### What you have to do
Each line from the one that contains "Give me a plain-text" to the end of the material must be set down exactly, and no line before it.

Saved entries
(begin)

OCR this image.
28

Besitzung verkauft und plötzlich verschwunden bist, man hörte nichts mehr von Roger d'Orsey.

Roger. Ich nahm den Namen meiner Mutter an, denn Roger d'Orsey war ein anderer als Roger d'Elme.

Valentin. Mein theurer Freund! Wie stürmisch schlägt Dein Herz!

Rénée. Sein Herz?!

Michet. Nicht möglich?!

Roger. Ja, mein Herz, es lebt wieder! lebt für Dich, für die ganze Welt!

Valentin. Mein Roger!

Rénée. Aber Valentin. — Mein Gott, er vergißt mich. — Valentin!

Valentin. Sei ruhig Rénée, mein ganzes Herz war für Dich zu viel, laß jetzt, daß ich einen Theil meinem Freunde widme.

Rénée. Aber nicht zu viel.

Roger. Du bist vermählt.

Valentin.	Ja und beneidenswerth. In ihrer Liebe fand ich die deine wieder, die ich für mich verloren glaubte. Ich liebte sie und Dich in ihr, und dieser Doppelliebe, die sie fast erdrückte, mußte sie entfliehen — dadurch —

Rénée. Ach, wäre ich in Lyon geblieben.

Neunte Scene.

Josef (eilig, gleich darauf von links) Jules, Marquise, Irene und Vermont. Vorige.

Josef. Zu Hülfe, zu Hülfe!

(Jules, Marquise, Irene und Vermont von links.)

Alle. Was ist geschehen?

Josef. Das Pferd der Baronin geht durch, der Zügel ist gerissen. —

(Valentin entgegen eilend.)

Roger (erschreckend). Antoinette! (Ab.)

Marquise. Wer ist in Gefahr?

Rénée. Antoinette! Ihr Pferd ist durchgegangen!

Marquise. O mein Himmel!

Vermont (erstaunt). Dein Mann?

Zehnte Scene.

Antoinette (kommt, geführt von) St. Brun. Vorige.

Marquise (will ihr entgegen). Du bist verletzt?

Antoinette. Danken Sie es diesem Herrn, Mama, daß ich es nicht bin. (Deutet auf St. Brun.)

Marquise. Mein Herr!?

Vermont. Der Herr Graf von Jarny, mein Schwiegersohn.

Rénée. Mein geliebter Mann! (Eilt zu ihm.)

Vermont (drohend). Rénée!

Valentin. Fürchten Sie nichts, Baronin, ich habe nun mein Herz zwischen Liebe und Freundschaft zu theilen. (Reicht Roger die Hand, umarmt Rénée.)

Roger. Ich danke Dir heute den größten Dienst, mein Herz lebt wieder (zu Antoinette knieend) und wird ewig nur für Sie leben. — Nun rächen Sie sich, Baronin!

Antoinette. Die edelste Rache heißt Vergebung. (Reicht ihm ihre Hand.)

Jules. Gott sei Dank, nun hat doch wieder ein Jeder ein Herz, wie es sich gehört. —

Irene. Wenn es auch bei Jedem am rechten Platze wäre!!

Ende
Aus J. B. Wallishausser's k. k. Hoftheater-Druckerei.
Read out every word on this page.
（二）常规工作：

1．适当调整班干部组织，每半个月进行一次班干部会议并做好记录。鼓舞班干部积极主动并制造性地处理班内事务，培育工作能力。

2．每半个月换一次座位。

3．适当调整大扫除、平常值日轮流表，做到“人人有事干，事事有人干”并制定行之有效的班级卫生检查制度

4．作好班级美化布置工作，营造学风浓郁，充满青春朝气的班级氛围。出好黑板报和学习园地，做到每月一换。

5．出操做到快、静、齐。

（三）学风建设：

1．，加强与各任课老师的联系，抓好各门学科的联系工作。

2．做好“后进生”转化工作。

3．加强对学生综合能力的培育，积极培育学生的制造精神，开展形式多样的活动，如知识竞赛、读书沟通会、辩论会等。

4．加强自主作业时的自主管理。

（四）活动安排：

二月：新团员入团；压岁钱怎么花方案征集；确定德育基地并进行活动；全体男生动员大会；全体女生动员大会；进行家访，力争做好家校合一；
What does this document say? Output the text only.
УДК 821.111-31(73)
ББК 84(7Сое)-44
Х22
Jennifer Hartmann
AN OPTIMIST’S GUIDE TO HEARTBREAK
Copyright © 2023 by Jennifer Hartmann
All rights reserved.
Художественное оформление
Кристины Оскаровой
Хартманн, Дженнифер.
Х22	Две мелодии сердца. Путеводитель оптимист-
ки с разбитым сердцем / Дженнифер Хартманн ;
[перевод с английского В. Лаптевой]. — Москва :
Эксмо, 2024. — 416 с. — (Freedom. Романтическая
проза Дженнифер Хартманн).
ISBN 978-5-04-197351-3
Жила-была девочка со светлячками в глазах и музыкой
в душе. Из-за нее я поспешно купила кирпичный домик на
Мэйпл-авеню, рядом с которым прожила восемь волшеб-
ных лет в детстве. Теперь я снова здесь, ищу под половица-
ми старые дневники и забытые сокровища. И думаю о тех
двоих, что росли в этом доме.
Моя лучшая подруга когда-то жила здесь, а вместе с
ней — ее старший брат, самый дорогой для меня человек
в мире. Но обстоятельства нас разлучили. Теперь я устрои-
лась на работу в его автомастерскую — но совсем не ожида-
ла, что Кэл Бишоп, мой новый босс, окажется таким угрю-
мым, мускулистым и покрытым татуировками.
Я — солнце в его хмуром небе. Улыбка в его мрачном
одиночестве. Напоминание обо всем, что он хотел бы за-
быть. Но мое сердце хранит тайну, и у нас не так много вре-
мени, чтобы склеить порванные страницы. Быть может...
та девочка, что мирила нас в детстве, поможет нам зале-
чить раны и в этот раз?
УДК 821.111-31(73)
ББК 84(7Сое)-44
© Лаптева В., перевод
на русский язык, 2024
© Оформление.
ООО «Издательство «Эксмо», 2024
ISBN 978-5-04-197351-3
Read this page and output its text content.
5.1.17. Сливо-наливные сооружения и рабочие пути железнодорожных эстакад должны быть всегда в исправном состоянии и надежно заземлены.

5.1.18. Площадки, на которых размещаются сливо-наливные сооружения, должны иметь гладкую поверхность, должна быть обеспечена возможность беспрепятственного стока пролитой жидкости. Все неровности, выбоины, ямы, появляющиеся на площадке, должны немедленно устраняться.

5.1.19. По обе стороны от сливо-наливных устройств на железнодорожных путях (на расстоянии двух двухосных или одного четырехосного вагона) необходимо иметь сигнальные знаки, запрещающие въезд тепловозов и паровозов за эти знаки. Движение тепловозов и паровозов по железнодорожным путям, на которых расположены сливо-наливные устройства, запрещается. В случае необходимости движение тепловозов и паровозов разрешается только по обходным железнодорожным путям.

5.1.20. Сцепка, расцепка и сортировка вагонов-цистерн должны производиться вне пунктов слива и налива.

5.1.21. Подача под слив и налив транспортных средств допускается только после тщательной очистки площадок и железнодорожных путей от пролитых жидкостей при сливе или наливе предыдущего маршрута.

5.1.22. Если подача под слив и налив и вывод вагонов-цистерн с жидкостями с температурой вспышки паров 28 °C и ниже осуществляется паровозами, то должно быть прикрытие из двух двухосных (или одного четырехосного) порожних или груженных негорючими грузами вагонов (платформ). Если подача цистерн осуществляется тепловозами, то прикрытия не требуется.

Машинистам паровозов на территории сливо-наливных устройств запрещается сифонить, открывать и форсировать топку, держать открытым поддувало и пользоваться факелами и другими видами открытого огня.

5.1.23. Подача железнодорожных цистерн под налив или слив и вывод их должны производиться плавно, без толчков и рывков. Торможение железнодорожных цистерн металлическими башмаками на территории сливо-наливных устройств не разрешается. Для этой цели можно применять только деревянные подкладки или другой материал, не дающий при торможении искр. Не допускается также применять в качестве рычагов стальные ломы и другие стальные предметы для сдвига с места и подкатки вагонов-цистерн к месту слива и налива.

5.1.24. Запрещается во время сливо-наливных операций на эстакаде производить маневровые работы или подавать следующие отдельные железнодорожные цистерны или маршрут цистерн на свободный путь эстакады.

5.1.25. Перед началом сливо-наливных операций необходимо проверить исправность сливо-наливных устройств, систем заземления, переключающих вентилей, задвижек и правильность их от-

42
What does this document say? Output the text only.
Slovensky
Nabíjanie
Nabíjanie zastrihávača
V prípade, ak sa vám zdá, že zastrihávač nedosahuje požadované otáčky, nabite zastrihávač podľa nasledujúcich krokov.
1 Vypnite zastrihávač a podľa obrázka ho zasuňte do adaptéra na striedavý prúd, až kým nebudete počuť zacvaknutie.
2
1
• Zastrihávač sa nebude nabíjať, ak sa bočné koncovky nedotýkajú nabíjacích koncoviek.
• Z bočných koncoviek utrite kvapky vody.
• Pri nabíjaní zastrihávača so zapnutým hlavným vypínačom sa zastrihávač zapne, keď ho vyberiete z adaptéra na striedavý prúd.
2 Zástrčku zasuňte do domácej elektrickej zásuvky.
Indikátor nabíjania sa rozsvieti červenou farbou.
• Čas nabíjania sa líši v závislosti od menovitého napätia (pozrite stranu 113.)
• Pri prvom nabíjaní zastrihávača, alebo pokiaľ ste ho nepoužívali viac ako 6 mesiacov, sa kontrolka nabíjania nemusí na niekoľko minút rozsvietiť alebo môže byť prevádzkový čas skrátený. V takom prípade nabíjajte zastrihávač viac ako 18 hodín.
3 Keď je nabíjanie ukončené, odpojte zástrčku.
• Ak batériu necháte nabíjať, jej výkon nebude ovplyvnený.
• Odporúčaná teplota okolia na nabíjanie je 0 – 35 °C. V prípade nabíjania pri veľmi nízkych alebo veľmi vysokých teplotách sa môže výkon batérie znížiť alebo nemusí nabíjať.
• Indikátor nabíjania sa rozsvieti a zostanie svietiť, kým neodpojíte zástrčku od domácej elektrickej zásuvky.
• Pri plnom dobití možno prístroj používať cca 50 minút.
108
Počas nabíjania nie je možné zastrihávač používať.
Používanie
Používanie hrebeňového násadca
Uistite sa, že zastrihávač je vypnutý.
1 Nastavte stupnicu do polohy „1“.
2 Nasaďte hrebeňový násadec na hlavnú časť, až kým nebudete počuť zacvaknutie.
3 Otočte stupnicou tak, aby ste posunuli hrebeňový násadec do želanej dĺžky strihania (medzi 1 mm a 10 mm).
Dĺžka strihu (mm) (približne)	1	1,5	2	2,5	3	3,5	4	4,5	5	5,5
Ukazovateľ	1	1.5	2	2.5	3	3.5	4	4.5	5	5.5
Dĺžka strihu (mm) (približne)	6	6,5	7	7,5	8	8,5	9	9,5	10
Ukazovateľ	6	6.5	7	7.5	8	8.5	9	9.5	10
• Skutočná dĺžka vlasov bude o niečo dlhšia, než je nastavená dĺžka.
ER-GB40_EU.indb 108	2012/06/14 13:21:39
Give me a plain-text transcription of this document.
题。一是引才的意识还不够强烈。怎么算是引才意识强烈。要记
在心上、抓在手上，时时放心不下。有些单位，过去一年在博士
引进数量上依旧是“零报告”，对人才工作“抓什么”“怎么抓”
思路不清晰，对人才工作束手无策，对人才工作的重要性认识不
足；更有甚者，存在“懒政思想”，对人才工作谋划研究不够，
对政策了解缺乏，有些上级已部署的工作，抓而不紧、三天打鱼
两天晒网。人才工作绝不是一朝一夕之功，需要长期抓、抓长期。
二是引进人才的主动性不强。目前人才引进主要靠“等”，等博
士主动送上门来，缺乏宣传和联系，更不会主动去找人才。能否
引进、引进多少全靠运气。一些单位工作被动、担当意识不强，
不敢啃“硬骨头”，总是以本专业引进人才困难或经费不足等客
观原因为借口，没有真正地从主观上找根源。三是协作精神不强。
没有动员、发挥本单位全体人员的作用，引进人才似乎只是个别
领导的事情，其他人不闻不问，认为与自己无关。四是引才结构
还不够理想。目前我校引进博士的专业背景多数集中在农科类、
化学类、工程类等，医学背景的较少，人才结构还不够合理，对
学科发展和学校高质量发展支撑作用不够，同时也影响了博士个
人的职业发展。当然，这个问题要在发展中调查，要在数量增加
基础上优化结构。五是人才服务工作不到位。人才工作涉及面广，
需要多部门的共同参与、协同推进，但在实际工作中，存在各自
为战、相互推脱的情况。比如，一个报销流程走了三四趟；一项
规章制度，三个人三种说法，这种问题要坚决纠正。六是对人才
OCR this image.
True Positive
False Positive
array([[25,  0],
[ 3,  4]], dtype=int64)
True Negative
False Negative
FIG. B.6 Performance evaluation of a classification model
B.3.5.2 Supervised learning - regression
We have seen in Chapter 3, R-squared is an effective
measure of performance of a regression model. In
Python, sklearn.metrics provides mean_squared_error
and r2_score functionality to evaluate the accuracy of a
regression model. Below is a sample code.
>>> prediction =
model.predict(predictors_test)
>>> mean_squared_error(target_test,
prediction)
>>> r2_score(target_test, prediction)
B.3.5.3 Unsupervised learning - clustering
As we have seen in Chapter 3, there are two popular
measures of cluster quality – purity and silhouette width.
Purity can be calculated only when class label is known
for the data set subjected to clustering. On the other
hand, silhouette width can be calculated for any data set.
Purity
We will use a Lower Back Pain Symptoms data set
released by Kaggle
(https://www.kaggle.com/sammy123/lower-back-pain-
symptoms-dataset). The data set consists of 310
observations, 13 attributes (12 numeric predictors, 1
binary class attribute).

(end)

### Result of the exercise
Give me a plain-text transcription of this document.
题。一是引才的意识还不够强烈。怎么算是引才意识强烈。要记
在心上、抓在手上，时时放心不下。有些单位，过去一年在博士
引进数量上依旧是“零报告”，对人才工作“抓什么”“怎么抓”
思路不清晰，对人才工作束手无策，对人才工作的重要性认识不
足；更有甚者，存在“懒政思想”，对人才工作谋划研究不够，
对政策了解缺乏，有些上级已部署的工作，抓而不紧、三天打鱼
两天晒网。人才工作绝不是一朝一夕之功，需要长期抓、抓长期。
二是引进人才的主动性不强。目前人才引进主要靠“等”，等博
士主动送上门来，缺乏宣传和联系，更不会主动去找人才。能否
引进、引进多少全靠运气。一些单位工作被动、担当意识不强，
不敢啃“硬骨头”，总是以本专业引进人才困难或经费不足等客
观原因为借口，没有真正地从主观上找根源。三是协作精神不强。
没有动员、发挥本单位全体人员的作用，引进人才似乎只是个别
领导的事情，其他人不闻不问，认为与自己无关。四是引才结构
还不够理想。目前我校引进博士的专业背景多数集中在农科类、
化学类、工程类等，医学背景的较少，人才结构还不够合理，对
学科发展和学校高质量发展支撑作用不够，同时也影响了博士个
人的职业发展。当然，这个问题要在发展中调查，要在数量增加
基础上优化结构。五是人才服务工作不到位。人才工作涉及面广，
需要多部门的共同参与、协同推进，但在实际工作中，存在各自
为战、相互推脱的情况。比如，一个报销流程走了三四趟；一项
规章制度，三个人三种说法，这种问题要坚决纠正。六是对人才
OCR this image.
True Positive
False Positive
array([[25,  0],
[ 3,  4]], dtype=int64)
True Negative
False Negative
FIG. B.6 Performance evaluation of a classification model
B.3.5.2 Supervised learning - regression
We have seen in Chapter 3, R-squared is an effective
measure of performance of a regression model. In
Python, sklearn.metrics provides mean_squared_error
and r2_score functionality to evaluate the accuracy of a
regression model. Below is a sample code.
>>> prediction =
model.predict(predictors_test)
>>> mean_squared_error(target_test,
prediction)
>>> r2_score(target_test, prediction)
B.3.5.3 Unsupervised learning - clustering
As we have seen in Chapter 3, there are two popular
measures of cluster quality – purity and silhouette width.
Purity can be calculated only when class label is known
for the data set subjected to clustering. On the other
hand, silhouette width can be calculated for any data set.
Purity
We will use a Lower Back Pain Symptoms data set
released by Kaggle
(https://www.kaggle.com/sammy123/lower-back-pain-
symptoms-dataset). The data set consists of 310
observations, 13 attributes (12 numeric predictors, 1
binary class attribute).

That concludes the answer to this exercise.